* _Given problem_: Write out the full listing exactly as given, minus the images.

# START OF Material

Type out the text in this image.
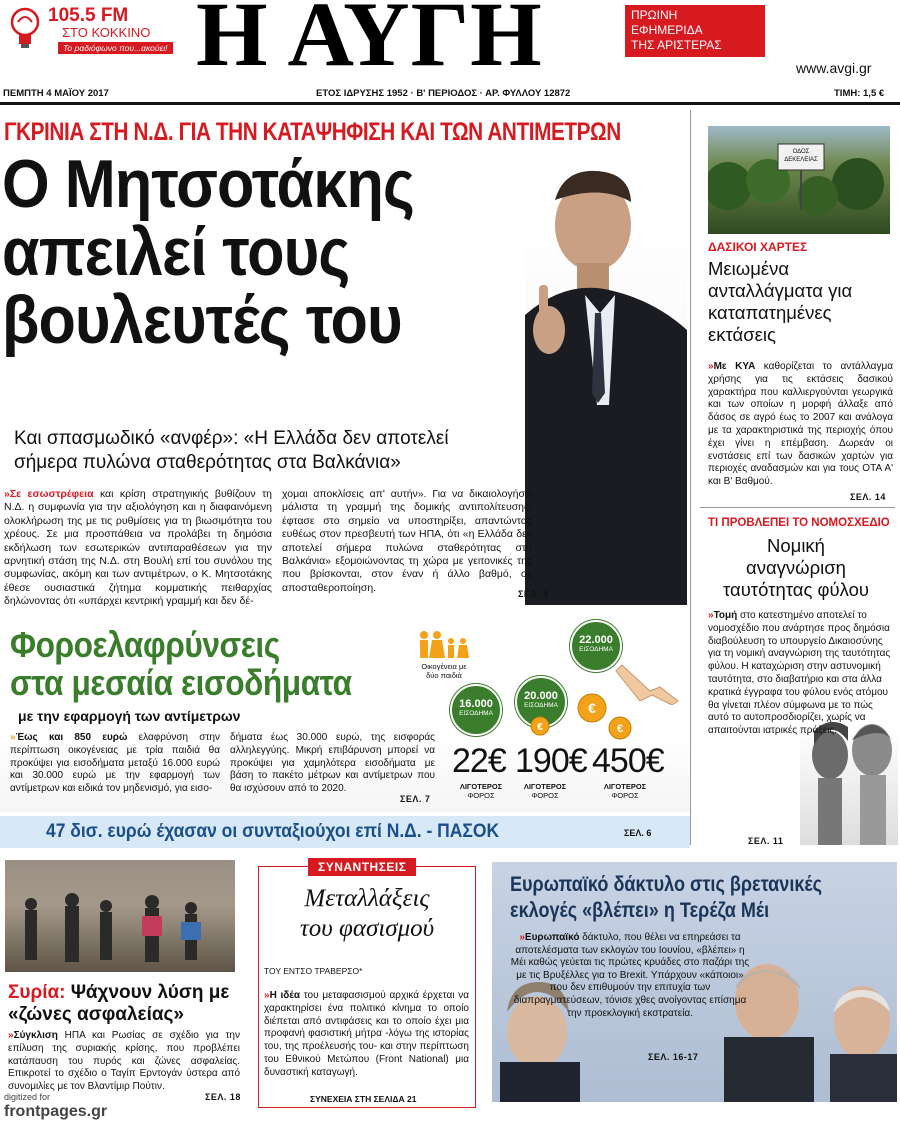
105.5 FM
ΣΤΟ ΚΟΚΚΙΝΟ
Το ραδιόφωνο που...ακούει! Η ΑΥΓΗ	ΠΡΩΙΝΗ
ΕΦΗΜΕΡΙΔΑ
ΤΗΣ ΑΡΙΣΤΕΡΑΣ
www.avgi.gr
ΠΕΜΠΤΗ 4 ΜΑΪΟΥ 2017	ΕΤΟΣ ΙΔΡΥΣΗΣ 1952 · Β' ΠΕΡΙΟΔΟΣ · ΑΡ. ΦΥΛΛΟΥ 12872	ΤΙΜΗ: 1,5 €
ΓΚΡΙΝΙΑ ΣΤΗ Ν.Δ. ΓΙΑ ΤΗΝ ΚΑΤΑΨΗΦΙΣΗ ΚΑΙ ΤΩΝ ΑΝΤΙΜΕΤΡΩΝ
Ο Μητσοτάκης
απειλεί τους
βουλευτές του
Και σπασμωδικό «ανφέρ»: «Η Ελλάδα δεν αποτελεί
σήμερα πυλώνα σταθερότητας στα Βαλκάνια»
»Σε εσωστρέφεια και κρίση στρατηγικής βυθίζουν τη Ν.Δ. η συμφωνία για την αξιολόγηση και η διαφαινόμενη ολοκλήρωση της με τις ρυθμίσεις για τη βιωσιμότητα του χρέους. Σε μια προσπάθεια να προλάβει τη δημόσια εκδήλωση των εσωτερικών αντιπαραθέσεων για την αρνητική στάση της Ν.Δ. στη Βουλή επί του συνόλου της συμφωνίας, ακόμη και των αντιμέτρων, ο Κ. Μητσοτάκης έθεσε ουσιαστικά ζήτημα κομματικής πειθαρχίας δηλώνοντας ότι «υπάρχει κεντρική γραμμή και δεν δέ-
χομαι αποκλίσεις απ' αυτήν». Για να δικαιολογήσει μάλιστα τη γραμμή της δομικής αντιπολίτευσης, έφτασε στο σημείο να υποστηρίξει, απαντώντας ευθέως στον πρεσβευτή των ΗΠΑ, ότι «η Ελλάδα δεν αποτελεί σήμερα πυλώνα σταθερότητας στα Βαλκάνια» εξομοιώνοντας τη χώρα με γειτονικές της που βρίσκονται, στον έναν ή άλλο βαθμό, σε αποσταθεροποίηση.
ΣΕΛ. 4
ΟΔΟΣ
ΔΕΚΕΛΕΙΑΣ
ΔΑΣΙΚΟΙ ΧΑΡΤΕΣ
Μειωμένα ανταλλάγματα για καταπατημένες εκτάσεις
»Με ΚΥΑ καθορίζεται το αντάλλαγμα χρήσης για τις εκτάσεις δασικού χαρακτήρα που καλλιεργούνται γεωργικά και των οποίων η μορφή άλλαξε από δάσος σε αγρό έως το 2007 και ανάλογα με τα χαρακτηριστικά της περιοχής όπου έχει γίνει η επέμβαση. Δωρεάν οι ενστάσεις επί των δασικών χαρτών για περιοχές αναδασμών και για τους ΟΤΑ Α' και Β' Βαθμού.
ΣΕΛ. 14
ΤΙ ΠΡΟΒΛΕΠΕΙ ΤΟ ΝΟΜΟΣΧΕΔΙΟ
Νομική αναγνώριση ταυτότητας φύλου
»Τομή στο κατεστημένο αποτελεί το νομοσχέδιο που ανάρτησε προς δημόσια διαβούλευση το υπουργείο Δικαιοσύνης για τη νομική αναγνώριση της ταυτότητας φύλου. Η καταχώριση στην αστυνομική ταυτότητα, στο διαβατήριο και στα άλλα κρατικά έγγραφα του φύλου ενός ατόμου θα γίνεται πλέον σύμφωνα με το πώς αυτό το αυτοπροσδιορίζει, χωρίς να απαιτούνται ιατρικές πράξεις.
ΣΕΛ. 11
Φοροελαφρύνσεις
στα μεσαία εισοδήματα
με την εφαρμογή των αντίμετρων
»Έως και 850 ευρώ ελαφρύνση στην περίπτωση οικογένειας με τρία παιδιά θα προκύψει για εισοδήματα μεταξύ 16.000 ευρώ και 30.000 ευρώ με την εφαρμογή των αντίμετρων και ειδικά τον μηδενισμό, για εισο-
δήματα έως 30.000 ευρώ, της εισφοράς αλληλεγγύης. Μικρή επιβάρυνση μπορεί να προκύψει για χαμηλότερα εισοδήματα με βάση το πακέτο μέτρων και αντίμετρων που θα ισχύσουν από το 2020.
ΣΕΛ. 7
Οικογένεια με
δύο παιδιά
16.000
ΕΙΣΟΔΗΜΑ
20.000
ΕΙΣΟΔΗΜΑ
22.000
ΕΙΣΟΔΗΜΑ
€
€
€
22€ 190€ 450€
ΛΙΓΟΤΕΡΟΣ
ΦΟΡΟΣ
ΛΙΓΟΤΕΡΟΣ
ΦΟΡΟΣ
ΛΙΓΟΤΕΡΟΣ
ΦΟΡΟΣ
47 δισ. ευρώ έχασαν οι συνταξιούχοι επί Ν.Δ. - ΠΑΣΟΚ	ΣΕΛ. 6
Συρία: Ψάχνουν λύση με «ζώνες ασφαλείας»
»Σύγκλιση ΗΠΑ και Ρωσίας σε σχέδιο για την επίλυση της συριακής κρίσης, που προβλέπει κατάπαυση του πυρός και ζώνες ασφαλείας. Επικροτεί το σχέδιο ο Ταγίπ Ερντογάν ύστερα από συνομιλίες με τον Βλαντίμιρ Πούτιν.
ΣΕΛ. 18
ΣΥΝΑΝΤΗΣΕΙΣ
Μεταλλάξεις
του φασισμού
ΤΟΥ ΕΝΤΣΟ ΤΡΑΒΕΡΣΟ*
»Η ιδέα του μεταφασισμού αρχικά έρχεται να χαρακτηρίσει ένα πολιτικό κίνημα το οποίο διέπεται από αντιφάσεις και το οποίο έχει μια προφανή φασιστική μήτρα -λόγω της ιστορίας του, της προέλευσής του- και στην περίπτωση του Εθνικού Μετώπου (Front National) μια δυναστική καταγωγή.
ΣΥΝΕΧΕΙΑ ΣΤΗ ΣΕΛΙΔΑ 21
Ευρωπαϊκό δάκτυλο στις βρετανικές
εκλογές «βλέπει» η Τερέζα Μέι
»Ευρωπαϊκό δάκτυλο, που θέλει να επηρεάσει τα αποτελέσματα των εκλογών του Ιουνίου, «βλέπει» η Μέι καθώς γεύεται τις πρώτες κρυάδες στο παζάρι της με τις Βρυξέλλες για το Brexit. Υπάρχουν «κάποιοι» που δεν επιθυμούν την επιτυχία των διαπραγματεύσεων, τόνισε χθες ανοίγοντας επίσημα την προεκλογική εκστρατεία.
ΣΕΛ. 16-17
digitized for
frontpages.gr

# END OF Material

* _Expected output_:
Type out the text in this image.
105.5 FM
ΣΤΟ ΚΟΚΚΙΝΟ
Το ραδιόφωνο που...ακούει! Η ΑΥΓΗ	ΠΡΩΙΝΗ
ΕΦΗΜΕΡΙΔΑ
ΤΗΣ ΑΡΙΣΤΕΡΑΣ
www.avgi.gr
ΠΕΜΠΤΗ 4 ΜΑΪΟΥ 2017	ΕΤΟΣ ΙΔΡΥΣΗΣ 1952 · Β' ΠΕΡΙΟΔΟΣ · ΑΡ. ΦΥΛΛΟΥ 12872	ΤΙΜΗ: 1,5 €
ΓΚΡΙΝΙΑ ΣΤΗ Ν.Δ. ΓΙΑ ΤΗΝ ΚΑΤΑΨΗΦΙΣΗ ΚΑΙ ΤΩΝ ΑΝΤΙΜΕΤΡΩΝ
Ο Μητσοτάκης
απειλεί τους
βουλευτές του
Και σπασμωδικό «ανφέρ»: «Η Ελλάδα δεν αποτελεί
σήμερα πυλώνα σταθερότητας στα Βαλκάνια»
»Σε εσωστρέφεια και κρίση στρατηγικής βυθίζουν τη Ν.Δ. η συμφωνία για την αξιολόγηση και η διαφαινόμενη ολοκλήρωση της με τις ρυθμίσεις για τη βιωσιμότητα του χρέους. Σε μια προσπάθεια να προλάβει τη δημόσια εκδήλωση των εσωτερικών αντιπαραθέσεων για την αρνητική στάση της Ν.Δ. στη Βουλή επί του συνόλου της συμφωνίας, ακόμη και των αντιμέτρων, ο Κ. Μητσοτάκης έθεσε ουσιαστικά ζήτημα κομματικής πειθαρχίας δηλώνοντας ότι «υπάρχει κεντρική γραμμή και δεν δέ-
χομαι αποκλίσεις απ' αυτήν». Για να δικαιολογήσει μάλιστα τη γραμμή της δομικής αντιπολίτευσης, έφτασε στο σημείο να υποστηρίξει, απαντώντας ευθέως στον πρεσβευτή των ΗΠΑ, ότι «η Ελλάδα δεν αποτελεί σήμερα πυλώνα σταθερότητας στα Βαλκάνια» εξομοιώνοντας τη χώρα με γειτονικές της που βρίσκονται, στον έναν ή άλλο βαθμό, σε αποσταθεροποίηση.
ΣΕΛ. 4
ΟΔΟΣ
ΔΕΚΕΛΕΙΑΣ
ΔΑΣΙΚΟΙ ΧΑΡΤΕΣ
Μειωμένα ανταλλάγματα για καταπατημένες εκτάσεις
»Με ΚΥΑ καθορίζεται το αντάλλαγμα χρήσης για τις εκτάσεις δασικού χαρακτήρα που καλλιεργούνται γεωργικά και των οποίων η μορφή άλλαξε από δάσος σε αγρό έως το 2007 και ανάλογα με τα χαρακτηριστικά της περιοχής όπου έχει γίνει η επέμβαση. Δωρεάν οι ενστάσεις επί των δασικών χαρτών για περιοχές αναδασμών και για τους ΟΤΑ Α' και Β' Βαθμού.
ΣΕΛ. 14
ΤΙ ΠΡΟΒΛΕΠΕΙ ΤΟ ΝΟΜΟΣΧΕΔΙΟ
Νομική αναγνώριση ταυτότητας φύλου
»Τομή στο κατεστημένο αποτελεί το νομοσχέδιο που ανάρτησε προς δημόσια διαβούλευση το υπουργείο Δικαιοσύνης για τη νομική αναγνώριση της ταυτότητας φύλου. Η καταχώριση στην αστυνομική ταυτότητα, στο διαβατήριο και στα άλλα κρατικά έγγραφα του φύλου ενός ατόμου θα γίνεται πλέον σύμφωνα με το πώς αυτό το αυτοπροσδιορίζει, χωρίς να απαιτούνται ιατρικές πράξεις.
ΣΕΛ. 11
Φοροελαφρύνσεις
στα μεσαία εισοδήματα
με την εφαρμογή των αντίμετρων
»Έως και 850 ευρώ ελαφρύνση στην περίπτωση οικογένειας με τρία παιδιά θα προκύψει για εισοδήματα μεταξύ 16.000 ευρώ και 30.000 ευρώ με την εφαρμογή των αντίμετρων και ειδικά τον μηδενισμό, για εισο-
δήματα έως 30.000 ευρώ, της εισφοράς αλληλεγγύης. Μικρή επιβάρυνση μπορεί να προκύψει για χαμηλότερα εισοδήματα με βάση το πακέτο μέτρων και αντίμετρων που θα ισχύσουν από το 2020.
ΣΕΛ. 7
Οικογένεια με
δύο παιδιά
16.000
ΕΙΣΟΔΗΜΑ
20.000
ΕΙΣΟΔΗΜΑ
22.000
ΕΙΣΟΔΗΜΑ
€
€
€
22€ 190€ 450€
ΛΙΓΟΤΕΡΟΣ
ΦΟΡΟΣ
ΛΙΓΟΤΕΡΟΣ
ΦΟΡΟΣ
ΛΙΓΟΤΕΡΟΣ
ΦΟΡΟΣ
47 δισ. ευρώ έχασαν οι συνταξιούχοι επί Ν.Δ. - ΠΑΣΟΚ	ΣΕΛ. 6
Συρία: Ψάχνουν λύση με «ζώνες ασφαλείας»
»Σύγκλιση ΗΠΑ και Ρωσίας σε σχέδιο για την επίλυση της συριακής κρίσης, που προβλέπει κατάπαυση του πυρός και ζώνες ασφαλείας. Επικροτεί το σχέδιο ο Ταγίπ Ερντογάν ύστερα από συνομιλίες με τον Βλαντίμιρ Πούτιν.
ΣΕΛ. 18
ΣΥΝΑΝΤΗΣΕΙΣ
Μεταλλάξεις
του φασισμού
ΤΟΥ ΕΝΤΣΟ ΤΡΑΒΕΡΣΟ*
»Η ιδέα του μεταφασισμού αρχικά έρχεται να χαρακτηρίσει ένα πολιτικό κίνημα το οποίο διέπεται από αντιφάσεις και το οποίο έχει μια προφανή φασιστική μήτρα -λόγω της ιστορίας του, της προέλευσής του- και στην περίπτωση του Εθνικού Μετώπου (Front National) μια δυναστική καταγωγή.
ΣΥΝΕΧΕΙΑ ΣΤΗ ΣΕΛΙΔΑ 21
Ευρωπαϊκό δάκτυλο στις βρετανικές
εκλογές «βλέπει» η Τερέζα Μέι
»Ευρωπαϊκό δάκτυλο, που θέλει να επηρεάσει τα αποτελέσματα των εκλογών του Ιουνίου, «βλέπει» η Μέι καθώς γεύεται τις πρώτες κρυάδες στο παζάρι της με τις Βρυξέλλες για το Brexit. Υπάρχουν «κάποιοι» που δεν επιθυμούν την επιτυχία των διαπραγματεύσεων, τόνισε χθες ανοίγοντας επίσημα την προεκλογική εκστρατεία.
ΣΕΛ. 16-17
digitized for
frontpages.gr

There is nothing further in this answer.